→ **EXERCISE GOAL**: Using the data below, copy each line that includes the word "left".

→ **RECORD SET**:
— START —
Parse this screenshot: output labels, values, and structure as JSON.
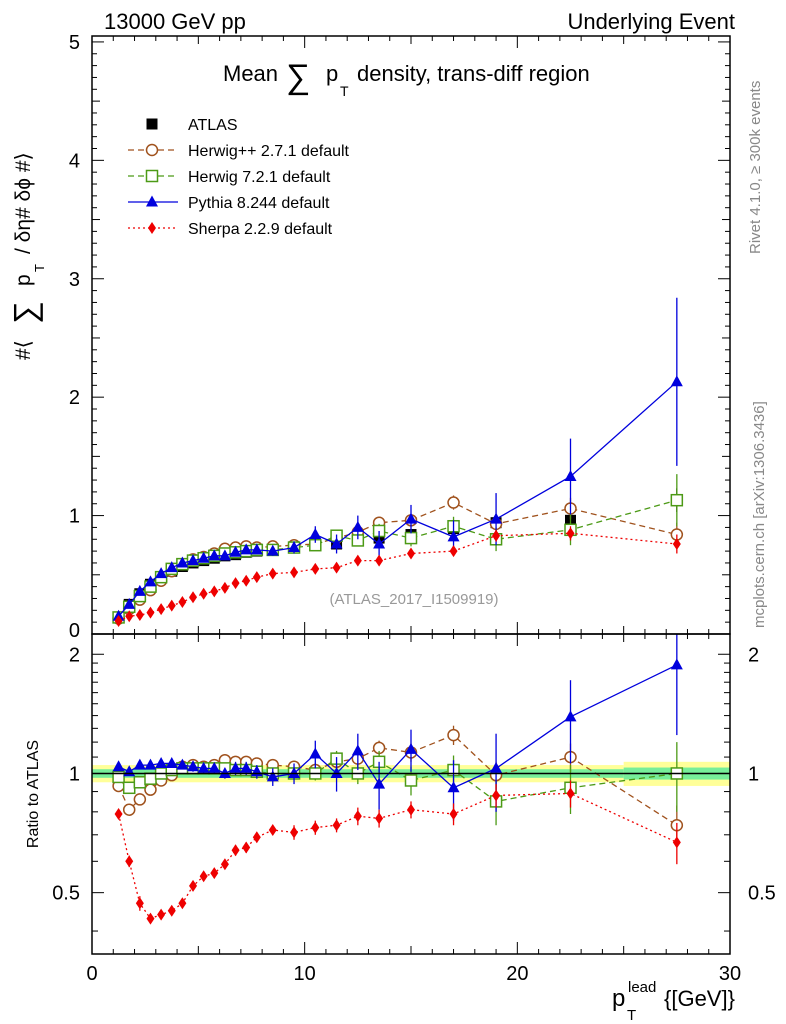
{
  "header": {
    "left": "13000 GeV pp",
    "right": "Underlying Event"
  },
  "title": {
    "prefix": "Mean",
    "sum": "∑",
    "p": "p",
    "sub": "T",
    "suffix": "density, trans-diff region"
  },
  "ylabel_main": {
    "hash_open": "#⟨",
    "sum": "∑",
    "p": "p",
    "sub": "T",
    "rest": "/ δη# δϕ #⟩"
  },
  "ylabel_ratio": "Ratio to ATLAS",
  "xlabel": {
    "p": "p",
    "sub": "T",
    "sup": "lead",
    "unit": "{[GeV]}"
  },
  "side_text": {
    "rivet": "Rivet 4.1.0, ≥ 300k events",
    "mcplots": "mcplots.cern.ch [arXiv:1306.3436]"
  },
  "watermark": "(ATLAS_2017_I1509919)",
  "colors": {
    "atlas": "#000000",
    "herwigpp": "#a0521d",
    "herwig7": "#4c9a16",
    "pythia": "#0000dd",
    "sherpa": "#ee0000",
    "band_outer": "#ffff99",
    "band_inner": "#77ee99"
  },
  "chart_data": [
    {
      "type": "scatter",
      "panel": "main",
      "title": "Mean Σ pT density, trans-diff region",
      "xlabel": "pT lead [GeV]",
      "ylabel": "#⟨Σ pT / δη δϕ⟩",
      "xlim": [
        0,
        30
      ],
      "ylim": [
        0,
        5.05
      ],
      "x_ticks": [
        0,
        10,
        20,
        30
      ],
      "y_ticks": [
        1,
        2,
        3,
        4,
        5
      ],
      "legend_position": "top-left",
      "legend": [
        "ATLAS",
        "Herwig++ 2.7.1 default",
        "Herwig 7.2.1 default",
        "Pythia 8.244 default",
        "Sherpa 2.2.9 default"
      ],
      "x": [
        1.25,
        1.75,
        2.25,
        2.75,
        3.25,
        3.75,
        4.25,
        4.75,
        5.25,
        5.75,
        6.25,
        6.75,
        7.25,
        7.75,
        8.5,
        9.5,
        10.5,
        11.5,
        12.5,
        13.5,
        15.0,
        17.0,
        19.0,
        22.5,
        27.5
      ],
      "series": [
        {
          "name": "ATLAS",
          "key": "atlas",
          "marker": "square-filled",
          "line": "none",
          "values": [
            0.14,
            0.25,
            0.34,
            0.42,
            0.48,
            0.53,
            0.57,
            0.6,
            0.62,
            0.64,
            0.66,
            0.67,
            0.69,
            0.7,
            0.71,
            0.73,
            0.75,
            0.76,
            0.79,
            0.81,
            0.84,
            0.89,
            0.94,
            0.96,
            1.13
          ],
          "errors": [
            0.01,
            0.01,
            0.01,
            0.01,
            0.01,
            0.01,
            0.01,
            0.01,
            0.01,
            0.01,
            0.01,
            0.01,
            0.01,
            0.01,
            0.01,
            0.02,
            0.02,
            0.02,
            0.03,
            0.03,
            0.04,
            0.05,
            0.06,
            0.07,
            0.1
          ]
        },
        {
          "name": "Herwig++ 2.7.1 default",
          "key": "herwigpp",
          "marker": "circle-open",
          "line": "dashed",
          "values": [
            0.13,
            0.21,
            0.29,
            0.37,
            0.45,
            0.53,
            0.59,
            0.63,
            0.65,
            0.68,
            0.72,
            0.73,
            0.74,
            0.73,
            0.74,
            0.75,
            0.76,
            0.81,
            0.86,
            0.94,
            0.96,
            1.11,
            0.93,
            1.06,
            0.84
          ],
          "errors": [
            0.01,
            0.01,
            0.01,
            0.01,
            0.01,
            0.01,
            0.01,
            0.01,
            0.01,
            0.01,
            0.01,
            0.01,
            0.01,
            0.01,
            0.02,
            0.02,
            0.03,
            0.03,
            0.04,
            0.04,
            0.05,
            0.06,
            0.07,
            0.09,
            0.1
          ]
        },
        {
          "name": "Herwig 7.2.1 default",
          "key": "herwig7",
          "marker": "square-open",
          "line": "dashed",
          "values": [
            0.14,
            0.23,
            0.32,
            0.4,
            0.48,
            0.55,
            0.59,
            0.62,
            0.64,
            0.66,
            0.68,
            0.69,
            0.7,
            0.71,
            0.71,
            0.73,
            0.75,
            0.83,
            0.79,
            0.87,
            0.81,
            0.91,
            0.8,
            0.88,
            1.13
          ],
          "errors": [
            0.01,
            0.01,
            0.01,
            0.01,
            0.01,
            0.01,
            0.01,
            0.01,
            0.01,
            0.01,
            0.01,
            0.01,
            0.01,
            0.01,
            0.02,
            0.02,
            0.03,
            0.04,
            0.05,
            0.06,
            0.07,
            0.08,
            0.1,
            0.13,
            0.22
          ]
        },
        {
          "name": "Pythia 8.244 default",
          "key": "pythia",
          "marker": "triangle-filled",
          "line": "solid",
          "values": [
            0.15,
            0.25,
            0.36,
            0.44,
            0.51,
            0.56,
            0.6,
            0.62,
            0.64,
            0.66,
            0.66,
            0.69,
            0.71,
            0.71,
            0.7,
            0.73,
            0.84,
            0.76,
            0.9,
            0.76,
            0.97,
            0.82,
            0.97,
            1.33,
            2.13
          ],
          "errors": [
            0.01,
            0.01,
            0.01,
            0.01,
            0.01,
            0.01,
            0.01,
            0.02,
            0.02,
            0.02,
            0.02,
            0.03,
            0.03,
            0.03,
            0.04,
            0.05,
            0.07,
            0.08,
            0.1,
            0.11,
            0.12,
            0.14,
            0.22,
            0.32,
            0.71
          ]
        },
        {
          "name": "Sherpa 2.2.9 default",
          "key": "sherpa",
          "marker": "diamond-filled",
          "line": "dotted",
          "values": [
            0.11,
            0.15,
            0.16,
            0.18,
            0.21,
            0.24,
            0.27,
            0.31,
            0.34,
            0.36,
            0.39,
            0.43,
            0.45,
            0.48,
            0.51,
            0.52,
            0.55,
            0.56,
            0.62,
            0.62,
            0.68,
            0.7,
            0.83,
            0.85,
            0.76
          ],
          "errors": [
            0.01,
            0.01,
            0.01,
            0.01,
            0.01,
            0.01,
            0.01,
            0.01,
            0.01,
            0.01,
            0.01,
            0.01,
            0.01,
            0.01,
            0.01,
            0.02,
            0.02,
            0.02,
            0.03,
            0.03,
            0.03,
            0.04,
            0.05,
            0.06,
            0.08
          ]
        }
      ]
    },
    {
      "type": "scatter",
      "panel": "ratio",
      "ylabel": "Ratio to ATLAS",
      "xlim": [
        0,
        30
      ],
      "ylim": [
        0.35,
        2.25
      ],
      "y_ticks": [
        0.5,
        1,
        2
      ],
      "reference_line": 1,
      "band_bins": [
        [
          0,
          25
        ],
        [
          25,
          30
        ]
      ],
      "band_outer": [
        0.05,
        0.07
      ],
      "band_inner": [
        0.025,
        0.035
      ],
      "x": [
        1.25,
        1.75,
        2.25,
        2.75,
        3.25,
        3.75,
        4.25,
        4.75,
        5.25,
        5.75,
        6.25,
        6.75,
        7.25,
        7.75,
        8.5,
        9.5,
        10.5,
        11.5,
        12.5,
        13.5,
        15.0,
        17.0,
        19.0,
        22.5,
        27.5
      ],
      "series": [
        {
          "name": "Herwig++ 2.7.1 default",
          "key": "herwigpp",
          "marker": "circle-open",
          "line": "dashed",
          "values": [
            0.93,
            0.81,
            0.86,
            0.91,
            0.96,
            0.99,
            1.04,
            1.05,
            1.04,
            1.05,
            1.08,
            1.07,
            1.07,
            1.06,
            1.05,
            1.04,
            1.02,
            1.07,
            1.09,
            1.16,
            1.13,
            1.25,
            0.99,
            1.1,
            0.74
          ],
          "errors": [
            0.02,
            0.02,
            0.02,
            0.02,
            0.02,
            0.02,
            0.02,
            0.02,
            0.02,
            0.02,
            0.02,
            0.02,
            0.02,
            0.02,
            0.03,
            0.03,
            0.04,
            0.04,
            0.05,
            0.05,
            0.06,
            0.07,
            0.08,
            0.09,
            0.09
          ]
        },
        {
          "name": "Herwig 7.2.1 default",
          "key": "herwig7",
          "marker": "square-open",
          "line": "dashed",
          "values": [
            0.98,
            0.92,
            0.95,
            0.97,
            1.0,
            1.02,
            1.03,
            1.03,
            1.03,
            1.03,
            1.03,
            1.02,
            1.02,
            1.01,
            1.0,
            1.0,
            1.0,
            1.09,
            1.0,
            1.07,
            0.96,
            1.02,
            0.85,
            0.92,
            1.0
          ],
          "errors": [
            0.02,
            0.02,
            0.02,
            0.02,
            0.02,
            0.02,
            0.02,
            0.02,
            0.02,
            0.02,
            0.02,
            0.02,
            0.02,
            0.02,
            0.03,
            0.03,
            0.04,
            0.05,
            0.06,
            0.07,
            0.08,
            0.09,
            0.11,
            0.13,
            0.2
          ]
        },
        {
          "name": "Pythia 8.244 default",
          "key": "pythia",
          "marker": "triangle-filled",
          "line": "solid",
          "values": [
            1.04,
            1.01,
            1.05,
            1.05,
            1.06,
            1.06,
            1.05,
            1.04,
            1.03,
            1.03,
            1.0,
            1.03,
            1.03,
            1.01,
            0.98,
            1.0,
            1.12,
            1.0,
            1.14,
            0.94,
            1.15,
            0.92,
            1.03,
            1.39,
            1.88
          ],
          "errors": [
            0.02,
            0.02,
            0.02,
            0.02,
            0.02,
            0.02,
            0.02,
            0.03,
            0.03,
            0.03,
            0.03,
            0.04,
            0.04,
            0.04,
            0.05,
            0.06,
            0.09,
            0.1,
            0.12,
            0.13,
            0.14,
            0.16,
            0.23,
            0.33,
            0.63
          ]
        },
        {
          "name": "Sherpa 2.2.9 default",
          "key": "sherpa",
          "marker": "diamond-filled",
          "line": "dotted",
          "values": [
            0.79,
            0.6,
            0.47,
            0.43,
            0.44,
            0.45,
            0.47,
            0.52,
            0.55,
            0.56,
            0.59,
            0.64,
            0.65,
            0.69,
            0.72,
            0.71,
            0.73,
            0.74,
            0.78,
            0.77,
            0.81,
            0.79,
            0.88,
            0.89,
            0.67
          ],
          "errors": [
            0.02,
            0.02,
            0.02,
            0.01,
            0.01,
            0.01,
            0.01,
            0.01,
            0.01,
            0.01,
            0.01,
            0.02,
            0.02,
            0.02,
            0.02,
            0.03,
            0.03,
            0.03,
            0.04,
            0.04,
            0.04,
            0.05,
            0.06,
            0.07,
            0.08
          ]
        }
      ]
    }
  ]
}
— END —
→ **RESULT FOR THIS TASK**:
    "left": "13000 GeV pp",
      "legend_position": "top-left",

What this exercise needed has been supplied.